Output the material below unchanged, apart from leaving out the pictures.

╔══

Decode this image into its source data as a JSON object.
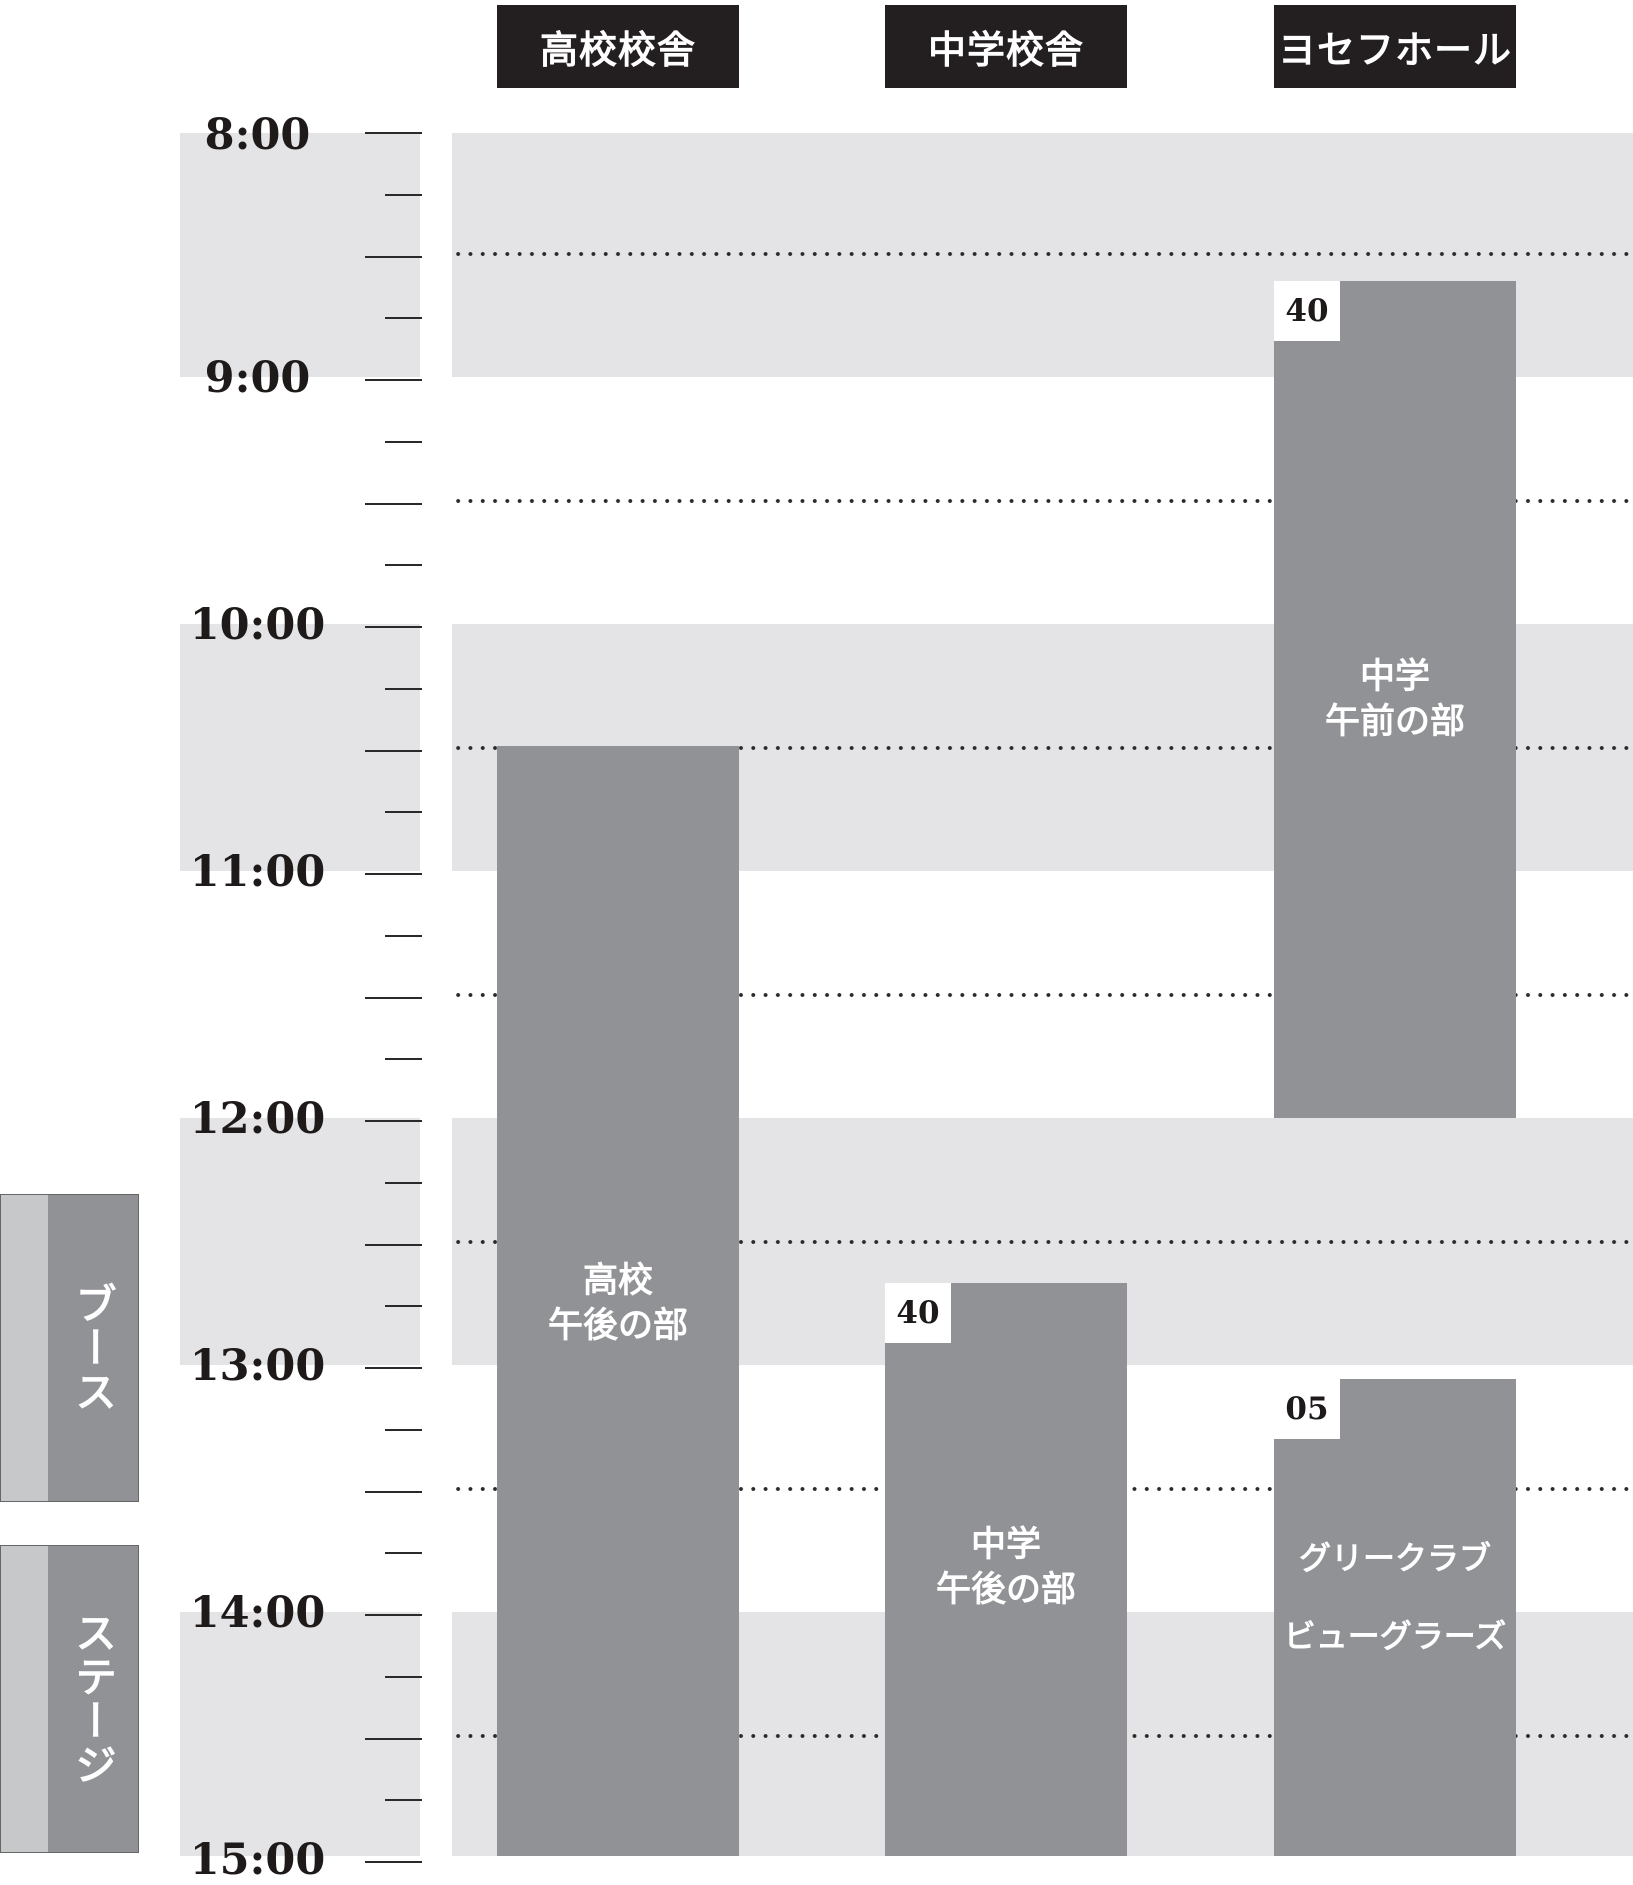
{
  "columns": [
    {
      "label": "高校校舎"
    },
    {
      "label": "中学校舎"
    },
    {
      "label": "ヨセフホール"
    }
  ],
  "time_labels": [
    "8:00",
    "9:00",
    "10:00",
    "11:00",
    "12:00",
    "13:00",
    "14:00",
    "15:00"
  ],
  "events": [
    {
      "column": 0,
      "start": "10:30",
      "end": "15:00",
      "lines": [
        "高校",
        "午後の部"
      ],
      "badge": ""
    },
    {
      "column": 1,
      "start": "12:40",
      "end": "15:00",
      "lines": [
        "中学",
        "午後の部"
      ],
      "badge": "40"
    },
    {
      "column": 2,
      "start": "8:40",
      "end": "12:00",
      "lines": [
        "中学",
        "午前の部"
      ],
      "badge": "40"
    },
    {
      "column": 2,
      "start": "13:05",
      "end": "15:00",
      "lines": [
        "グリークラブ",
        "ビューグラーズ"
      ],
      "badge": "05"
    }
  ],
  "legend": [
    {
      "label": "ブース"
    },
    {
      "label": "ステージ"
    }
  ],
  "colors": {
    "header_bg": "#231f20",
    "event_bg": "#919296",
    "band_bg": "#e4e4e6",
    "legend_swatch": "#c7c8ca"
  }
}
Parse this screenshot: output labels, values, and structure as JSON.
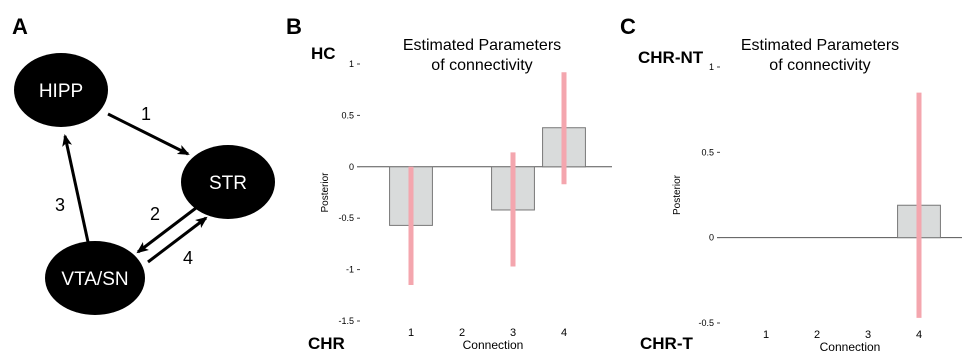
{
  "panels": {
    "a": {
      "label": "A"
    },
    "b": {
      "label": "B",
      "top_group": "HC",
      "bottom_group": "CHR",
      "title_line1": "Estimated Parameters",
      "title_line2": "of connectivity"
    },
    "c": {
      "label": "C",
      "top_group": "CHR-NT",
      "bottom_group": "CHR-T",
      "title_line1": "Estimated Parameters",
      "title_line2": "of connectivity"
    }
  },
  "diagram": {
    "nodes": [
      "HIPP",
      "STR",
      "VTA/SN"
    ],
    "edges": [
      {
        "label": "1",
        "from": "HIPP",
        "to": "STR"
      },
      {
        "label": "2",
        "from": "STR",
        "to": "VTA/SN"
      },
      {
        "label": "3",
        "from": "VTA/SN",
        "to": "HIPP"
      },
      {
        "label": "4",
        "from": "VTA/SN",
        "to": "STR"
      }
    ],
    "node_color": "#000000",
    "node_text_color": "#ffffff"
  },
  "chart_data": [
    {
      "type": "bar",
      "categories": [
        "1",
        "2",
        "3",
        "4"
      ],
      "values": [
        -0.57,
        0.0,
        -0.42,
        0.38
      ],
      "error_low": [
        -1.15,
        0.0,
        -0.97,
        -0.17
      ],
      "error_high": [
        0.0,
        0.0,
        0.14,
        0.92
      ],
      "xlabel": "Connection",
      "ylabel": "Posterior",
      "ylim": [
        -1.5,
        1
      ],
      "yticks": [
        "1",
        "0.5",
        "0",
        "-0.5",
        "-1",
        "-1.5"
      ],
      "ytick_values": [
        1,
        0.5,
        0,
        -0.5,
        -1,
        -1.5
      ],
      "grid": false,
      "bar_color": "#d9dbdb",
      "error_color": "#f4a6ae"
    },
    {
      "type": "bar",
      "categories": [
        "1",
        "2",
        "3",
        "4"
      ],
      "values": [
        0.0,
        0.0,
        0.0,
        0.19
      ],
      "error_low": [
        0.0,
        0.0,
        0.0,
        -0.47
      ],
      "error_high": [
        0.0,
        0.0,
        0.0,
        0.85
      ],
      "xlabel": "Connection",
      "ylabel": "Posterior",
      "ylim": [
        -0.5,
        1
      ],
      "yticks": [
        "1",
        "0.5",
        "0",
        "-0.5"
      ],
      "ytick_values": [
        1,
        0.5,
        0,
        -0.5
      ],
      "grid": false,
      "bar_color": "#d9dbdb",
      "error_color": "#f4a6ae"
    }
  ]
}
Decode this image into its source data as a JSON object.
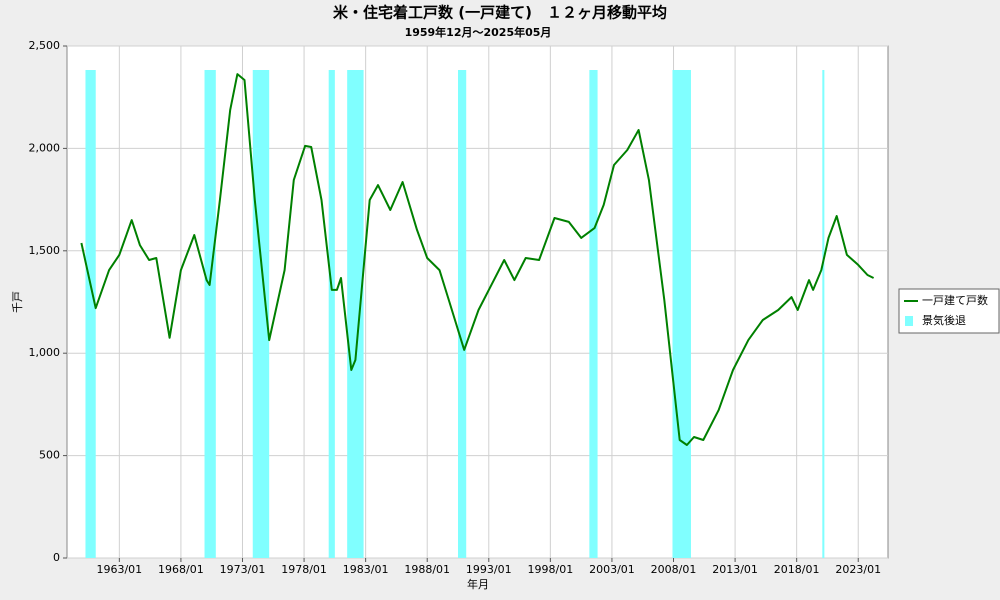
{
  "chart_data": {
    "type": "line",
    "title": "米・住宅着工戸数 (一戸建て)　１２ヶ月移動平均",
    "subtitle": "1959年12月～2025年05月",
    "x_label": "年月",
    "y_label": "千戸",
    "xlim": [
      "1958/10",
      "2025/06"
    ],
    "xticks": [
      "1963/01",
      "1968/01",
      "1973/01",
      "1978/01",
      "1983/01",
      "1988/01",
      "1993/01",
      "1998/01",
      "2003/01",
      "2008/01",
      "2013/01",
      "2018/01",
      "2023/01"
    ],
    "ylim": [
      0,
      2500
    ],
    "yticks": [
      0,
      500,
      {
        "value": 1000,
        "label": "1,000"
      },
      {
        "value": 1500,
        "label": "1,500"
      },
      {
        "value": 2000,
        "label": "2,000"
      },
      {
        "value": 2500,
        "label": "2,500"
      }
    ],
    "grid": true,
    "legend": "right",
    "recessions": {
      "name": "景気後退",
      "color": "#80ffff",
      "periods": [
        [
          "1960/04",
          "1961/02"
        ],
        [
          "1969/12",
          "1970/11"
        ],
        [
          "1973/11",
          "1975/03"
        ],
        [
          "1980/01",
          "1980/07"
        ],
        [
          "1981/07",
          "1982/11"
        ],
        [
          "1990/07",
          "1991/03"
        ],
        [
          "2001/03",
          "2001/11"
        ],
        [
          "2007/12",
          "2009/06"
        ],
        [
          "2020/02",
          "2020/04"
        ]
      ]
    },
    "series": [
      {
        "name": "一戸建て戸数",
        "color": "#008000",
        "x": [
          "1959/12",
          "1961/02",
          "1962/03",
          "1963/01",
          "1964/01",
          "1964/09",
          "1965/06",
          "1966/01",
          "1967/02",
          "1968/01",
          "1969/02",
          "1970/02",
          "1970/05",
          "1971/03",
          "1972/01",
          "1972/08",
          "1973/03",
          "1974/01",
          "1975/03",
          "1976/06",
          "1977/03",
          "1978/02",
          "1978/08",
          "1979/06",
          "1980/04",
          "1980/09",
          "1981/01",
          "1981/11",
          "1982/03",
          "1983/05",
          "1984/01",
          "1985/01",
          "1986/01",
          "1987/03",
          "1988/01",
          "1989/01",
          "1989/10",
          "1991/01",
          "1992/03",
          "1993/06",
          "1994/04",
          "1995/02",
          "1996/01",
          "1997/02",
          "1998/05",
          "1999/07",
          "2000/07",
          "2001/08",
          "2002/05",
          "2003/03",
          "2004/04",
          "2005/03",
          "2006/01",
          "2007/04",
          "2008/07",
          "2009/02",
          "2009/09",
          "2010/06",
          "2011/09",
          "2012/11",
          "2014/02",
          "2015/04",
          "2016/07",
          "2017/08",
          "2018/02",
          "2019/01",
          "2019/05",
          "2020/01",
          "2020/08",
          "2021/04",
          "2022/02",
          "2023/01",
          "2023/10",
          "2024/04"
        ],
        "values": [
          1538,
          1220,
          1406,
          1480,
          1650,
          1528,
          1455,
          1465,
          1075,
          1406,
          1577,
          1357,
          1333,
          1748,
          2188,
          2363,
          2334,
          1748,
          1064,
          1406,
          1846,
          2012,
          2007,
          1748,
          1309,
          1309,
          1367,
          918,
          967,
          1748,
          1821,
          1699,
          1836,
          1602,
          1465,
          1406,
          1260,
          1016,
          1211,
          1357,
          1455,
          1357,
          1465,
          1455,
          1660,
          1641,
          1563,
          1611,
          1724,
          1919,
          1992,
          2090,
          1846,
          1260,
          576,
          552,
          591,
          576,
          723,
          918,
          1065,
          1162,
          1211,
          1274,
          1211,
          1357,
          1309,
          1406,
          1563,
          1670,
          1480,
          1431,
          1382,
          1367
        ]
      }
    ]
  }
}
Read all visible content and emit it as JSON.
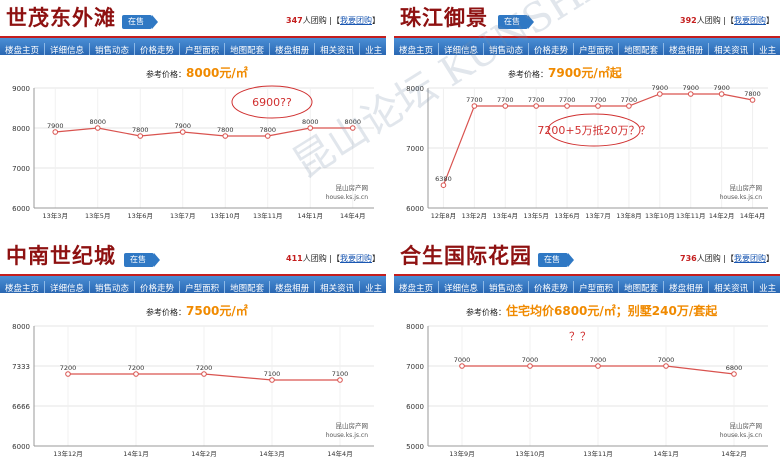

╚══

* ANSWER *
Decode this image into its source data as a JSON object.
{
  "columns": [
    {
      "label": "高校校舎"
    },
    {
      "label": "中学校舎"
    },
    {
      "label": "ヨセフホール"
    }
  ],
  "time_labels": [
    "8:00",
    "9:00",
    "10:00",
    "11:00",
    "12:00",
    "13:00",
    "14:00",
    "15:00"
  ],
  "events": [
    {
      "column": 0,
      "start": "10:30",
      "end": "15:00",
      "lines": [
        "高校",
        "午後の部"
      ],
      "badge": ""
    },
    {
      "column": 1,
      "start": "12:40",
      "end": "15:00",
      "lines": [
        "中学",
        "午後の部"
      ],
      "badge": "40"
    },
    {
      "column": 2,
      "start": "8:40",
      "end": "12:00",
      "lines": [
        "中学",
        "午前の部"
      ],
      "badge": "40"
    },
    {
      "column": 2,
      "start": "13:05",
      "end": "15:00",
      "lines": [
        "グリークラブ",
        "ビューグラーズ"
      ],
      "badge": "05"
    }
  ],
  "legend": [
    {
      "label": "ブース"
    },
    {
      "label": "ステージ"
    }
  ],
  "colors": {
    "header_bg": "#231f20",
    "event_bg": "#919296",
    "band_bg": "#e4e4e6",
    "legend_swatch": "#c7c8ca"
  }
}
Parse this screenshot: output labels, values, and structure as JSON.
{
  "panels": {
    "a": {
      "label": "A"
    },
    "b": {
      "label": "B",
      "top_group": "HC",
      "bottom_group": "CHR",
      "title_line1": "Estimated Parameters",
      "title_line2": "of connectivity"
    },
    "c": {
      "label": "C",
      "top_group": "CHR-NT",
      "bottom_group": "CHR-T",
      "title_line1": "Estimated Parameters",
      "title_line2": "of connectivity"
    }
  },
  "diagram": {
    "nodes": [
      "HIPP",
      "STR",
      "VTA/SN"
    ],
    "edges": [
      {
        "label": "1",
        "from": "HIPP",
        "to": "STR"
      },
      {
        "label": "2",
        "from": "STR",
        "to": "VTA/SN"
      },
      {
        "label": "3",
        "from": "VTA/SN",
        "to": "HIPP"
      },
      {
        "label": "4",
        "from": "VTA/SN",
        "to": "STR"
      }
    ],
    "node_color": "#000000",
    "node_text_color": "#ffffff"
  },
  "chart_data": [
    {
      "type": "bar",
      "categories": [
        "1",
        "2",
        "3",
        "4"
      ],
      "values": [
        -0.57,
        0.0,
        -0.42,
        0.38
      ],
      "error_low": [
        -1.15,
        0.0,
        -0.97,
        -0.17
      ],
      "error_high": [
        0.0,
        0.0,
        0.14,
        0.92
      ],
      "xlabel": "Connection",
      "ylabel": "Posterior",
      "ylim": [
        -1.5,
        1
      ],
      "yticks": [
        "1",
        "0.5",
        "0",
        "-0.5",
        "-1",
        "-1.5"
      ],
      "ytick_values": [
        1,
        0.5,
        0,
        -0.5,
        -1,
        -1.5
      ],
      "grid": false,
      "bar_color": "#d9dbdb",
      "error_color": "#f4a6ae"
    },
    {
      "type": "bar",
      "categories": [
        "1",
        "2",
        "3",
        "4"
      ],
      "values": [
        0.0,
        0.0,
        0.0,
        0.19
      ],
      "error_low": [
        0.0,
        0.0,
        0.0,
        -0.47
      ],
      "error_high": [
        0.0,
        0.0,
        0.0,
        0.85
      ],
      "xlabel": "Connection",
      "ylabel": "Posterior",
      "ylim": [
        -0.5,
        1
      ],
      "yticks": [
        "1",
        "0.5",
        "0",
        "-0.5"
      ],
      "ytick_values": [
        1,
        0.5,
        0,
        -0.5
      ],
      "grid": false,
      "bar_color": "#d9dbdb",
      "error_color": "#f4a6ae"
    }
  ]
}
Decode this image into its source data as a JSON object.
{
  "chart_data": {
    "type": "line",
    "title": "米・住宅着工戸数 (一戸建て)　１２ヶ月移動平均",
    "subtitle": "1959年12月～2025年05月",
    "x_label": "年月",
    "y_label": "千戸",
    "xlim": [
      "1958/10",
      "2025/06"
    ],
    "xticks": [
      "1963/01",
      "1968/01",
      "1973/01",
      "1978/01",
      "1983/01",
      "1988/01",
      "1993/01",
      "1998/01",
      "2003/01",
      "2008/01",
      "2013/01",
      "2018/01",
      "2023/01"
    ],
    "ylim": [
      0,
      2500
    ],
    "yticks": [
      0,
      500,
      {
        "value": 1000,
        "label": "1,000"
      },
      {
        "value": 1500,
        "label": "1,500"
      },
      {
        "value": 2000,
        "label": "2,000"
      },
      {
        "value": 2500,
        "label": "2,500"
      }
    ],
    "grid": true,
    "legend": "right",
    "recessions": {
      "name": "景気後退",
      "color": "#80ffff",
      "periods": [
        [
          "1960/04",
          "1961/02"
        ],
        [
          "1969/12",
          "1970/11"
        ],
        [
          "1973/11",
          "1975/03"
        ],
        [
          "1980/01",
          "1980/07"
        ],
        [
          "1981/07",
          "1982/11"
        ],
        [
          "1990/07",
          "1991/03"
        ],
        [
          "2001/03",
          "2001/11"
        ],
        [
          "2007/12",
          "2009/06"
        ],
        [
          "2020/02",
          "2020/04"
        ]
      ]
    },
    "series": [
      {
        "name": "一戸建て戸数",
        "color": "#008000",
        "x": [
          "1959/12",
          "1961/02",
          "1962/03",
          "1963/01",
          "1964/01",
          "1964/09",
          "1965/06",
          "1966/01",
          "1967/02",
          "1968/01",
          "1969/02",
          "1970/02",
          "1970/05",
          "1971/03",
          "1972/01",
          "1972/08",
          "1973/03",
          "1974/01",
          "1975/03",
          "1976/06",
          "1977/03",
          "1978/02",
          "1978/08",
          "1979/06",
          "1980/04",
          "1980/09",
          "1981/01",
          "1981/11",
          "1982/03",
          "1983/05",
          "1984/01",
          "1985/01",
          "1986/01",
          "1987/03",
          "1988/01",
          "1989/01",
          "1989/10",
          "1991/01",
          "1992/03",
          "1993/06",
          "1994/04",
          "1995/02",
          "1996/01",
          "1997/02",
          "1998/05",
          "1999/07",
          "2000/07",
          "2001/08",
          "2002/05",
          "2003/03",
          "2004/04",
          "2005/03",
          "2006/01",
          "2007/04",
          "2008/07",
          "2009/02",
          "2009/09",
          "2010/06",
          "2011/09",
          "2012/11",
          "2014/02",
          "2015/04",
          "2016/07",
          "2017/08",
          "2018/02",
          "2019/01",
          "2019/05",
          "2020/01",
          "2020/08",
          "2021/04",
          "2022/02",
          "2023/01",
          "2023/10",
          "2024/04"
        ],
        "values": [
          1538,
          1220,
          1406,
          1480,
          1650,
          1528,
          1455,
          1465,
          1075,
          1406,
          1577,
          1357,
          1333,
          1748,
          2188,
          2363,
          2334,
          1748,
          1064,
          1406,
          1846,
          2012,
          2007,
          1748,
          1309,
          1309,
          1367,
          918,
          967,
          1748,
          1821,
          1699,
          1836,
          1602,
          1465,
          1406,
          1260,
          1016,
          1211,
          1357,
          1455,
          1357,
          1465,
          1455,
          1660,
          1641,
          1563,
          1611,
          1724,
          1919,
          1992,
          2090,
          1846,
          1260,
          576,
          552,
          591,
          576,
          723,
          918,
          1065,
          1162,
          1211,
          1274,
          1211,
          1357,
          1309,
          1406,
          1563,
          1670,
          1480,
          1431,
          1382,
          1367
        ]
      }
    ]
  }
}
Read all visible content and emit it as JSON.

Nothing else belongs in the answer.